§ WORK INSTRUCTIONS: Set out each line from the following listing that includes the word "жителей".
-------- EXERCISE MATERIALS
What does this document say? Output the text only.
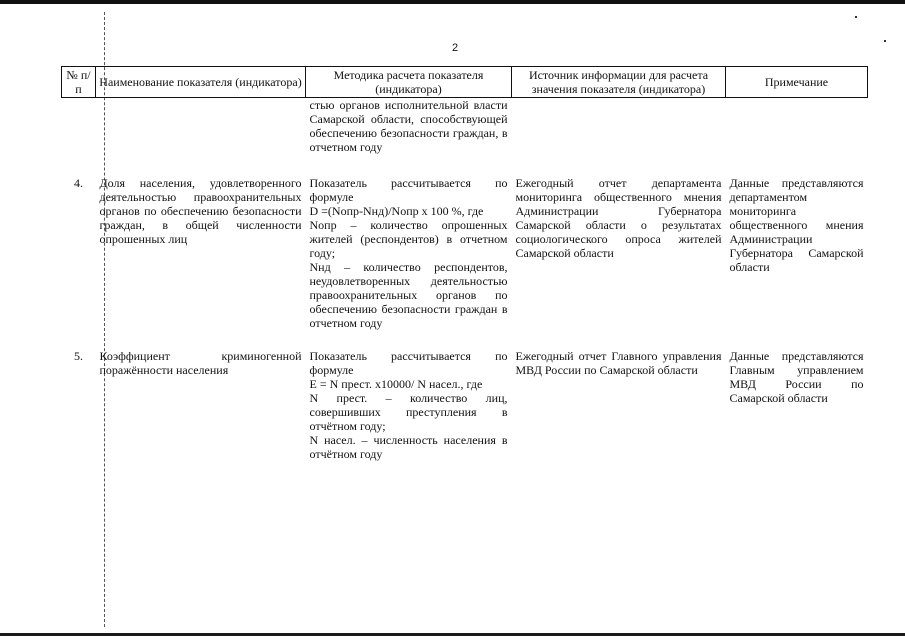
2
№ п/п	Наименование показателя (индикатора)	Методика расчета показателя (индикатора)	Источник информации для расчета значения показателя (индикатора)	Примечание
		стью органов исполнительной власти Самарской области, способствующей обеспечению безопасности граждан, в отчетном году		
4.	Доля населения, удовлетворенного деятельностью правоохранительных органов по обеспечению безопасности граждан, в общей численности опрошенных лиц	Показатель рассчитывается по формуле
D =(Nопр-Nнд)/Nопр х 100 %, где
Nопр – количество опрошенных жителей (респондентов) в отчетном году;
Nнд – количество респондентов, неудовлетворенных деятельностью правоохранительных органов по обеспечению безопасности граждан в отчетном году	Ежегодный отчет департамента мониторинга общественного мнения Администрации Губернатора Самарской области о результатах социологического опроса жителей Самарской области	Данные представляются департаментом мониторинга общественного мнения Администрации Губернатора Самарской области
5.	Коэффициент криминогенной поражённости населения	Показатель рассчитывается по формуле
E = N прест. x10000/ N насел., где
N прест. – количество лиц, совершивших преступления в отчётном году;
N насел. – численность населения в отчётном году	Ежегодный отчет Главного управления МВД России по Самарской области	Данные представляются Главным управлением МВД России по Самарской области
----------------
§ FINAL ANSWER:
Nопр – количество опрошенных жителей (респондентов) в отчетном году;
Nнд – количество респондентов, неудовлетворенных деятельностью правоохранительных органов по обеспечению безопасности граждан в отчетном году	Ежегодный отчет департамента мониторинга общественного мнения Администрации Губернатора Самарской области о результатах социологического опроса жителей Самарской области	Данные представляются департаментом мониторинга общественного мнения Администрации Губернатора Самарской области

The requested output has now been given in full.